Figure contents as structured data
++++++++

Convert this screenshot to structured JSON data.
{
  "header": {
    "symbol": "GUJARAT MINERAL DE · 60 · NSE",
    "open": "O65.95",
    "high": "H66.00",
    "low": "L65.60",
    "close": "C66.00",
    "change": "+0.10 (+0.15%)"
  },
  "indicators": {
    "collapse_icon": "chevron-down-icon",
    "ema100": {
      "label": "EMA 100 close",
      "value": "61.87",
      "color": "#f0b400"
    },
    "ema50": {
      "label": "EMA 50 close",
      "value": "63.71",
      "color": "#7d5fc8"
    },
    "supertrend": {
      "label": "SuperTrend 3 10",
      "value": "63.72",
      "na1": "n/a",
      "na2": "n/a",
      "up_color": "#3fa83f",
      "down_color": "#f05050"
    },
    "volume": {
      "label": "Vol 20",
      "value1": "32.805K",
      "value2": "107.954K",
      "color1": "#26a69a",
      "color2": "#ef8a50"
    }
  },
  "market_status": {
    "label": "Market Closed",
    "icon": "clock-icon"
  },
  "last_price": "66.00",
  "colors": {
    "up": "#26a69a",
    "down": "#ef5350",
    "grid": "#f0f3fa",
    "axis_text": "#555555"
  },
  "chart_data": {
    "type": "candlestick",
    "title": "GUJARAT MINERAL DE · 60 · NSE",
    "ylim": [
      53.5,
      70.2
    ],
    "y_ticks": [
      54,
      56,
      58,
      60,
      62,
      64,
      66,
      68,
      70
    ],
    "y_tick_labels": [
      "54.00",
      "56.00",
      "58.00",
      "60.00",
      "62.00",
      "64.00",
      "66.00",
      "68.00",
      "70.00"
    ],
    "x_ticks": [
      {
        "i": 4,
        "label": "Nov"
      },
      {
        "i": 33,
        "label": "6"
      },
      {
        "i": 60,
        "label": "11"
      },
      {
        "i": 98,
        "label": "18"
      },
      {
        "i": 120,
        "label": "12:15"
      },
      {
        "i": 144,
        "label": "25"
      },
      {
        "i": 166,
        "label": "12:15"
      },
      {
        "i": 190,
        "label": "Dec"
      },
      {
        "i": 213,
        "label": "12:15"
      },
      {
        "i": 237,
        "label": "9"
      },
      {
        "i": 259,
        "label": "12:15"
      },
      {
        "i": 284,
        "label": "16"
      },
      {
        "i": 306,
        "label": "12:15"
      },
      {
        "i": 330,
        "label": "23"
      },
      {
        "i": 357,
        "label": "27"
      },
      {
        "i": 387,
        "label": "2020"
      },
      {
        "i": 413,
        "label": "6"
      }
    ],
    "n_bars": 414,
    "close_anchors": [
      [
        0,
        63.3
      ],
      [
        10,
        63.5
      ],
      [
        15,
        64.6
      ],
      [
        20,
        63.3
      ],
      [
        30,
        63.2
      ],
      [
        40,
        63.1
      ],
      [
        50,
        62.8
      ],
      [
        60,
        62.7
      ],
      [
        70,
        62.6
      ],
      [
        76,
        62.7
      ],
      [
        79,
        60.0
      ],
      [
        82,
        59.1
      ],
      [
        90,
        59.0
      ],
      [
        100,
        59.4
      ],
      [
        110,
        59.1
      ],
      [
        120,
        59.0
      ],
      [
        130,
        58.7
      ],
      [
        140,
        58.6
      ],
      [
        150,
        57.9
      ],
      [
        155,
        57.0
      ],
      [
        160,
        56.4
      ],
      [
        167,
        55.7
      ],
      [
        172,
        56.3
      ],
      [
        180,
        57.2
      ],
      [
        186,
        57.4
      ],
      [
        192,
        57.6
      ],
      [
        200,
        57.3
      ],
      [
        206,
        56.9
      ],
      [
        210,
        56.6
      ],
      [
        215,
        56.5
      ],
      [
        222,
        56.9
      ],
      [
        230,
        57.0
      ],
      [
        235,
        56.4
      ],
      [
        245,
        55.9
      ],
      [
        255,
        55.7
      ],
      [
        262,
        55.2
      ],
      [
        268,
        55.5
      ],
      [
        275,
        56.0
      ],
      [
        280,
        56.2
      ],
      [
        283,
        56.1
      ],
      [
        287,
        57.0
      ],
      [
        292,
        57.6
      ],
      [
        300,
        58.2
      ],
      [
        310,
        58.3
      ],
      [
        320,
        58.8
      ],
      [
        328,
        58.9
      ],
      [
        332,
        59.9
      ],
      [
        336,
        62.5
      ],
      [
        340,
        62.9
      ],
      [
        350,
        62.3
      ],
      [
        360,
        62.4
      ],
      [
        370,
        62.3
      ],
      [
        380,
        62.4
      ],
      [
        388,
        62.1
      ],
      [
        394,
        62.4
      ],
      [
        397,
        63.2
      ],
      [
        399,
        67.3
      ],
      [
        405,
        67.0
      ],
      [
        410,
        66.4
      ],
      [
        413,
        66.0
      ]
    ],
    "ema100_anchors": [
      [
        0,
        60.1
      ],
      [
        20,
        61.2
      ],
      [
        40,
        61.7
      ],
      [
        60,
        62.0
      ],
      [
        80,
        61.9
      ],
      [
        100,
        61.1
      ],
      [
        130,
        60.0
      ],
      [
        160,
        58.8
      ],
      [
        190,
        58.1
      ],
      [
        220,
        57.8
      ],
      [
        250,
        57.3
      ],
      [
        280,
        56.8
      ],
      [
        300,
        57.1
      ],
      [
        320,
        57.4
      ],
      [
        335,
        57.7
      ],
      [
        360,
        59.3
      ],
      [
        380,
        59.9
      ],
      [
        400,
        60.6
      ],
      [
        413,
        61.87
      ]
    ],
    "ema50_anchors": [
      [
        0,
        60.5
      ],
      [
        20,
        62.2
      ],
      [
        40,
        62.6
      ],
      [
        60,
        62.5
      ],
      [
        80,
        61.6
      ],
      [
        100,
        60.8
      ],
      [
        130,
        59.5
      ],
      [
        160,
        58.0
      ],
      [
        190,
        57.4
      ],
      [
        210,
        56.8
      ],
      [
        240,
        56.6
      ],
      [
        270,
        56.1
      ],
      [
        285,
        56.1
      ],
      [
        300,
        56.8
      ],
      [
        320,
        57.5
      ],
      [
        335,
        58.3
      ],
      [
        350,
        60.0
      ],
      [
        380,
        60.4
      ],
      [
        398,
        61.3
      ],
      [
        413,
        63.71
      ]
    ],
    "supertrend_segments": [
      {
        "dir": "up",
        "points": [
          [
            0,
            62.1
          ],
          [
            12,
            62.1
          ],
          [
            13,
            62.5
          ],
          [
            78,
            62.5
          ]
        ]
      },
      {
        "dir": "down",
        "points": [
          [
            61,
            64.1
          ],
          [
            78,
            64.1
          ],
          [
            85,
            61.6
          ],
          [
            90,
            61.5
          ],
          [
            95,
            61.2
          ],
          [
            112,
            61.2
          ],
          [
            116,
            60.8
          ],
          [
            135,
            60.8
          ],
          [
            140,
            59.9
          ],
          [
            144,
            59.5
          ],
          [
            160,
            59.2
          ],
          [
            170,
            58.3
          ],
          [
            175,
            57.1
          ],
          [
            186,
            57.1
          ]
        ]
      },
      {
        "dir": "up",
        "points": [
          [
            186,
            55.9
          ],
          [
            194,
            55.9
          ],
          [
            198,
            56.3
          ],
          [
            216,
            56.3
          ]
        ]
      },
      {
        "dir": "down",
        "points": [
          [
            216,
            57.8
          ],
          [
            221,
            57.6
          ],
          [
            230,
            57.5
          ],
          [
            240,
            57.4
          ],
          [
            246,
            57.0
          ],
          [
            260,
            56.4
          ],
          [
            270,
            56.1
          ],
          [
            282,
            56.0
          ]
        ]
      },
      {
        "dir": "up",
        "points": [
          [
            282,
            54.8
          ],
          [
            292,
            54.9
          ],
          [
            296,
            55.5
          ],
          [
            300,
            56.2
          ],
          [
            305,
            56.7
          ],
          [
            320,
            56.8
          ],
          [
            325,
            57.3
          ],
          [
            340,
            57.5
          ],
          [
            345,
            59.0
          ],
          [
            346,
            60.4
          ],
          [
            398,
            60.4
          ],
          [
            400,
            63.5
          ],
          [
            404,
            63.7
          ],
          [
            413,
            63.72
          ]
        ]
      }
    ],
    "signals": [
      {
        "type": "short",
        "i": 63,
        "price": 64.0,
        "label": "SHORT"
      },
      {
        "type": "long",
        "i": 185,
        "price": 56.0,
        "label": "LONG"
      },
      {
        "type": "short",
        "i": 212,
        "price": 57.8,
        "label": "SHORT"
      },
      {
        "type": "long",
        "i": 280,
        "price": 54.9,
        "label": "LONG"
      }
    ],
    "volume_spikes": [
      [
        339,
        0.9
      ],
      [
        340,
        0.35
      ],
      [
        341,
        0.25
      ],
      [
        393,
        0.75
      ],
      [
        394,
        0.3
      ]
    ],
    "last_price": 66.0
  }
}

++++++++

:: Objective ::
Each line in the listing above either holds the string "MINERAL" or does not; state how many do, giving the number only.

:: Output for this task ::
2